WRITTEN TASK: Look at the entries below and reproduce them exactly.

Data excerpts:
· · ·

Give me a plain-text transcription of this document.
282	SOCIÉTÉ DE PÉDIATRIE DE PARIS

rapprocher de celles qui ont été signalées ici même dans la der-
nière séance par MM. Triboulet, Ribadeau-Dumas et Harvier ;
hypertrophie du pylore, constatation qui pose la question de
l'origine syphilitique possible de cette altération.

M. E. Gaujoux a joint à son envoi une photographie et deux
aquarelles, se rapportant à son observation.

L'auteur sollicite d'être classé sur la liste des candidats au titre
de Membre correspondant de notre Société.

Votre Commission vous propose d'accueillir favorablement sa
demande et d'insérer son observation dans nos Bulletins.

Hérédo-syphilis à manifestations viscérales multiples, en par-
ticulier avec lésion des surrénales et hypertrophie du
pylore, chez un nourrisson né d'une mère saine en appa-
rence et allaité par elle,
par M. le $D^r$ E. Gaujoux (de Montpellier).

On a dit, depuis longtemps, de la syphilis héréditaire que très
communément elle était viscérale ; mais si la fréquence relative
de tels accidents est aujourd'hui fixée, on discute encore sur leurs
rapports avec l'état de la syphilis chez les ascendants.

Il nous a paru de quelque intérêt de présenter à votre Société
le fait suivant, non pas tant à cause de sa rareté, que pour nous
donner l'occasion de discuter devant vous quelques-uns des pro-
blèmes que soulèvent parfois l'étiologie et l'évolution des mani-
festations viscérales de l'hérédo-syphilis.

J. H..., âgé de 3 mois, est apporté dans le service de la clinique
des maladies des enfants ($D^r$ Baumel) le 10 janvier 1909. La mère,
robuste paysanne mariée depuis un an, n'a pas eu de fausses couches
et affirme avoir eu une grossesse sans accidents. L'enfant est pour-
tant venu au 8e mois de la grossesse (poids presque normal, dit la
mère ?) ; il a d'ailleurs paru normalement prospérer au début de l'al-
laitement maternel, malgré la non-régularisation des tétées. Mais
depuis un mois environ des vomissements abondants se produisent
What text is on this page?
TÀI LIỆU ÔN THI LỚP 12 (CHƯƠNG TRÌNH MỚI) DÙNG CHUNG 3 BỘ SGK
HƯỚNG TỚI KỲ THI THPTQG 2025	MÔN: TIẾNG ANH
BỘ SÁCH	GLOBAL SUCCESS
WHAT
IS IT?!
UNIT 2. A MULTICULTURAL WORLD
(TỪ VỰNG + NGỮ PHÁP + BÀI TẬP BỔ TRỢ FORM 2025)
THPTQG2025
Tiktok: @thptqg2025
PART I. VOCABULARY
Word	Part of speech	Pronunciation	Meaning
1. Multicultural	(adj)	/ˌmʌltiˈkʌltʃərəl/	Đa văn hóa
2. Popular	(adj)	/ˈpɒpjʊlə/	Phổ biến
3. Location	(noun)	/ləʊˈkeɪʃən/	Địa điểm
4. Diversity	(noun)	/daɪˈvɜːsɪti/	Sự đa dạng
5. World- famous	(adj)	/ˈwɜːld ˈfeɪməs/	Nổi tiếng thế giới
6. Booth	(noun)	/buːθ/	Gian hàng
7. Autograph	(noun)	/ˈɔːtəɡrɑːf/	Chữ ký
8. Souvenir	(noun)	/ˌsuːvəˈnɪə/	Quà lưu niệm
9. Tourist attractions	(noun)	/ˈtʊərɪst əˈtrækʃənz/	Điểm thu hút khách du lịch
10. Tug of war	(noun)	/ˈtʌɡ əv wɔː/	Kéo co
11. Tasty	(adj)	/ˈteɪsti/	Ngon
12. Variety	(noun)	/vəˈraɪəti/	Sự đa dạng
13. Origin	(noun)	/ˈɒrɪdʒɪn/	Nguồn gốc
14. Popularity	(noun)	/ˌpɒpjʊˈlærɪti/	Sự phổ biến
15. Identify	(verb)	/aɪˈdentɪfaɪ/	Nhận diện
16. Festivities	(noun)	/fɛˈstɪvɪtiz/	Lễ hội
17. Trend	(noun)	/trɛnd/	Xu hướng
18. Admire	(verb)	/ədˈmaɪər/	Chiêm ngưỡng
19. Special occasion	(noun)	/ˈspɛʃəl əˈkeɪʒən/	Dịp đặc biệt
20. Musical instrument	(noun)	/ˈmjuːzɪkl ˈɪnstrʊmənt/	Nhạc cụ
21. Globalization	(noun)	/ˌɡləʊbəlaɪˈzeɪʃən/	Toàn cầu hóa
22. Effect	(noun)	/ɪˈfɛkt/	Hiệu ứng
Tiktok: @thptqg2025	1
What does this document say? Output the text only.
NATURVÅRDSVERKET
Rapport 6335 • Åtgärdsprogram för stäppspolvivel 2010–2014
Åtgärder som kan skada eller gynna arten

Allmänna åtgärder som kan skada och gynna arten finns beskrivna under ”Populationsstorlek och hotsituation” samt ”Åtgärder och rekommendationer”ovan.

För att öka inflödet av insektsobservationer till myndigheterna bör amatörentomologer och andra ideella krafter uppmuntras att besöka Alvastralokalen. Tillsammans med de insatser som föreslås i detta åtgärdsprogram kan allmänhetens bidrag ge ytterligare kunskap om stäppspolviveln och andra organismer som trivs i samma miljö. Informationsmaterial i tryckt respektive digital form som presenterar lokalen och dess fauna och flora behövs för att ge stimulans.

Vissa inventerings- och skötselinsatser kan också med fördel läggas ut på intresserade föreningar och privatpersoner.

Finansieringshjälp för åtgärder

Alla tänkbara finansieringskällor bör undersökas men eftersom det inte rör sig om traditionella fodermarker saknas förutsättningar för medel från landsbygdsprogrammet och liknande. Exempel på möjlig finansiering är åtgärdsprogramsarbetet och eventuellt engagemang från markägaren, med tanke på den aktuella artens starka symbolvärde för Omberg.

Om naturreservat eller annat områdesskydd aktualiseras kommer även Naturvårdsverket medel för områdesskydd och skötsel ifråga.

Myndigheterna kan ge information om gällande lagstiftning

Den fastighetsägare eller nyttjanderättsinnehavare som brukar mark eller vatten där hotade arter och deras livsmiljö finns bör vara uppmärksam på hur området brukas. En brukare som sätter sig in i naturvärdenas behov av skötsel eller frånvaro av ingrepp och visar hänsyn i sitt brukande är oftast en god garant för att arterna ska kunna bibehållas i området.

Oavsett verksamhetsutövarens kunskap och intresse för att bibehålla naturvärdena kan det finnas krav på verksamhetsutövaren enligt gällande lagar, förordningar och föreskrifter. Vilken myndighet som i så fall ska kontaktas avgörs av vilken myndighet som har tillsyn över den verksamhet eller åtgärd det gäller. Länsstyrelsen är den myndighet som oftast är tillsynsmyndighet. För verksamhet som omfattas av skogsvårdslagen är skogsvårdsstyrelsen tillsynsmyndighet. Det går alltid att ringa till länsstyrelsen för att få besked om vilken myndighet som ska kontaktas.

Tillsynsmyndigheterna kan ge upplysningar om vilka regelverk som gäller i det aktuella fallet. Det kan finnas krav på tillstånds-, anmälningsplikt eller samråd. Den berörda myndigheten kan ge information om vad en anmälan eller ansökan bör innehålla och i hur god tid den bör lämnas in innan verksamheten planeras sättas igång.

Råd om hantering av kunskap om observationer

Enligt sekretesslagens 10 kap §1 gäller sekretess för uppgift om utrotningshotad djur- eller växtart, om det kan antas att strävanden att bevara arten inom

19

· · ·

ANSWER IN FULL:
Give me a plain-text transcription of this document.
282	SOCIÉTÉ DE PÉDIATRIE DE PARIS

rapprocher de celles qui ont été signalées ici même dans la der-
nière séance par MM. Triboulet, Ribadeau-Dumas et Harvier ;
hypertrophie du pylore, constatation qui pose la question de
l'origine syphilitique possible de cette altération.

M. E. Gaujoux a joint à son envoi une photographie et deux
aquarelles, se rapportant à son observation.

L'auteur sollicite d'être classé sur la liste des candidats au titre
de Membre correspondant de notre Société.

Votre Commission vous propose d'accueillir favorablement sa
demande et d'insérer son observation dans nos Bulletins.

Hérédo-syphilis à manifestations viscérales multiples, en par-
ticulier avec lésion des surrénales et hypertrophie du
pylore, chez un nourrisson né d'une mère saine en appa-
rence et allaité par elle,
par M. le $D^r$ E. Gaujoux (de Montpellier).

On a dit, depuis longtemps, de la syphilis héréditaire que très
communément elle était viscérale ; mais si la fréquence relative
de tels accidents est aujourd'hui fixée, on discute encore sur leurs
rapports avec l'état de la syphilis chez les ascendants.

Il nous a paru de quelque intérêt de présenter à votre Société
le fait suivant, non pas tant à cause de sa rareté, que pour nous
donner l'occasion de discuter devant vous quelques-uns des pro-
blèmes que soulèvent parfois l'étiologie et l'évolution des mani-
festations viscérales de l'hérédo-syphilis.

J. H..., âgé de 3 mois, est apporté dans le service de la clinique
des maladies des enfants ($D^r$ Baumel) le 10 janvier 1909. La mère,
robuste paysanne mariée depuis un an, n'a pas eu de fausses couches
et affirme avoir eu une grossesse sans accidents. L'enfant est pour-
tant venu au 8e mois de la grossesse (poids presque normal, dit la
mère ?) ; il a d'ailleurs paru normalement prospérer au début de l'al-
laitement maternel, malgré la non-régularisation des tétées. Mais
depuis un mois environ des vomissements abondants se produisent
What text is on this page?
TÀI LIỆU ÔN THI LỚP 12 (CHƯƠNG TRÌNH MỚI) DÙNG CHUNG 3 BỘ SGK
HƯỚNG TỚI KỲ THI THPTQG 2025	MÔN: TIẾNG ANH
BỘ SÁCH	GLOBAL SUCCESS
WHAT
IS IT?!
UNIT 2. A MULTICULTURAL WORLD
(TỪ VỰNG + NGỮ PHÁP + BÀI TẬP BỔ TRỢ FORM 2025)
THPTQG2025
Tiktok: @thptqg2025
PART I. VOCABULARY
Word	Part of speech	Pronunciation	Meaning
1. Multicultural	(adj)	/ˌmʌltiˈkʌltʃərəl/	Đa văn hóa
2. Popular	(adj)	/ˈpɒpjʊlə/	Phổ biến
3. Location	(noun)	/ləʊˈkeɪʃən/	Địa điểm
4. Diversity	(noun)	/daɪˈvɜːsɪti/	Sự đa dạng
5. World- famous	(adj)	/ˈwɜːld ˈfeɪməs/	Nổi tiếng thế giới
6. Booth	(noun)	/buːθ/	Gian hàng
7. Autograph	(noun)	/ˈɔːtəɡrɑːf/	Chữ ký
8. Souvenir	(noun)	/ˌsuːvəˈnɪə/	Quà lưu niệm
9. Tourist attractions	(noun)	/ˈtʊərɪst əˈtrækʃənz/	Điểm thu hút khách du lịch
10. Tug of war	(noun)	/ˈtʌɡ əv wɔː/	Kéo co
11. Tasty	(adj)	/ˈteɪsti/	Ngon
12. Variety	(noun)	/vəˈraɪəti/	Sự đa dạng
13. Origin	(noun)	/ˈɒrɪdʒɪn/	Nguồn gốc
14. Popularity	(noun)	/ˌpɒpjʊˈlærɪti/	Sự phổ biến
15. Identify	(verb)	/aɪˈdentɪfaɪ/	Nhận diện
16. Festivities	(noun)	/fɛˈstɪvɪtiz/	Lễ hội
17. Trend	(noun)	/trɛnd/	Xu hướng
18. Admire	(verb)	/ədˈmaɪər/	Chiêm ngưỡng
19. Special occasion	(noun)	/ˈspɛʃəl əˈkeɪʒən/	Dịp đặc biệt
20. Musical instrument	(noun)	/ˈmjuːzɪkl ˈɪnstrʊmənt/	Nhạc cụ
21. Globalization	(noun)	/ˌɡləʊbəlaɪˈzeɪʃən/	Toàn cầu hóa
22. Effect	(noun)	/ɪˈfɛkt/	Hiệu ứng
Tiktok: @thptqg2025	1
What does this document say? Output the text only.
NATURVÅRDSVERKET
Rapport 6335 • Åtgärdsprogram för stäppspolvivel 2010–2014
Åtgärder som kan skada eller gynna arten

Allmänna åtgärder som kan skada och gynna arten finns beskrivna under ”Populationsstorlek och hotsituation” samt ”Åtgärder och rekommendationer”ovan.

För att öka inflödet av insektsobservationer till myndigheterna bör amatörentomologer och andra ideella krafter uppmuntras att besöka Alvastralokalen. Tillsammans med de insatser som föreslås i detta åtgärdsprogram kan allmänhetens bidrag ge ytterligare kunskap om stäppspolviveln och andra organismer som trivs i samma miljö. Informationsmaterial i tryckt respektive digital form som presenterar lokalen och dess fauna och flora behövs för att ge stimulans.

Vissa inventerings- och skötselinsatser kan också med fördel läggas ut på intresserade föreningar och privatpersoner.

Finansieringshjälp för åtgärder

Alla tänkbara finansieringskällor bör undersökas men eftersom det inte rör sig om traditionella fodermarker saknas förutsättningar för medel från landsbygdsprogrammet och liknande. Exempel på möjlig finansiering är åtgärdsprogramsarbetet och eventuellt engagemang från markägaren, med tanke på den aktuella artens starka symbolvärde för Omberg.

Om naturreservat eller annat områdesskydd aktualiseras kommer även Naturvårdsverket medel för områdesskydd och skötsel ifråga.

Myndigheterna kan ge information om gällande lagstiftning

Den fastighetsägare eller nyttjanderättsinnehavare som brukar mark eller vatten där hotade arter och deras livsmiljö finns bör vara uppmärksam på hur området brukas. En brukare som sätter sig in i naturvärdenas behov av skötsel eller frånvaro av ingrepp och visar hänsyn i sitt brukande är oftast en god garant för att arterna ska kunna bibehållas i området.

Oavsett verksamhetsutövarens kunskap och intresse för att bibehålla naturvärdena kan det finnas krav på verksamhetsutövaren enligt gällande lagar, förordningar och föreskrifter. Vilken myndighet som i så fall ska kontaktas avgörs av vilken myndighet som har tillsyn över den verksamhet eller åtgärd det gäller. Länsstyrelsen är den myndighet som oftast är tillsynsmyndighet. För verksamhet som omfattas av skogsvårdslagen är skogsvårdsstyrelsen tillsynsmyndighet. Det går alltid att ringa till länsstyrelsen för att få besked om vilken myndighet som ska kontaktas.

Tillsynsmyndigheterna kan ge upplysningar om vilka regelverk som gäller i det aktuella fallet. Det kan finnas krav på tillstånds-, anmälningsplikt eller samråd. Den berörda myndigheten kan ge information om vad en anmälan eller ansökan bör innehålla och i hur god tid den bör lämnas in innan verksamheten planeras sättas igång.

Råd om hantering av kunskap om observationer

Enligt sekretesslagens 10 kap §1 gäller sekretess för uppgift om utrotningshotad djur- eller växtart, om det kan antas att strävanden att bevara arten inom

19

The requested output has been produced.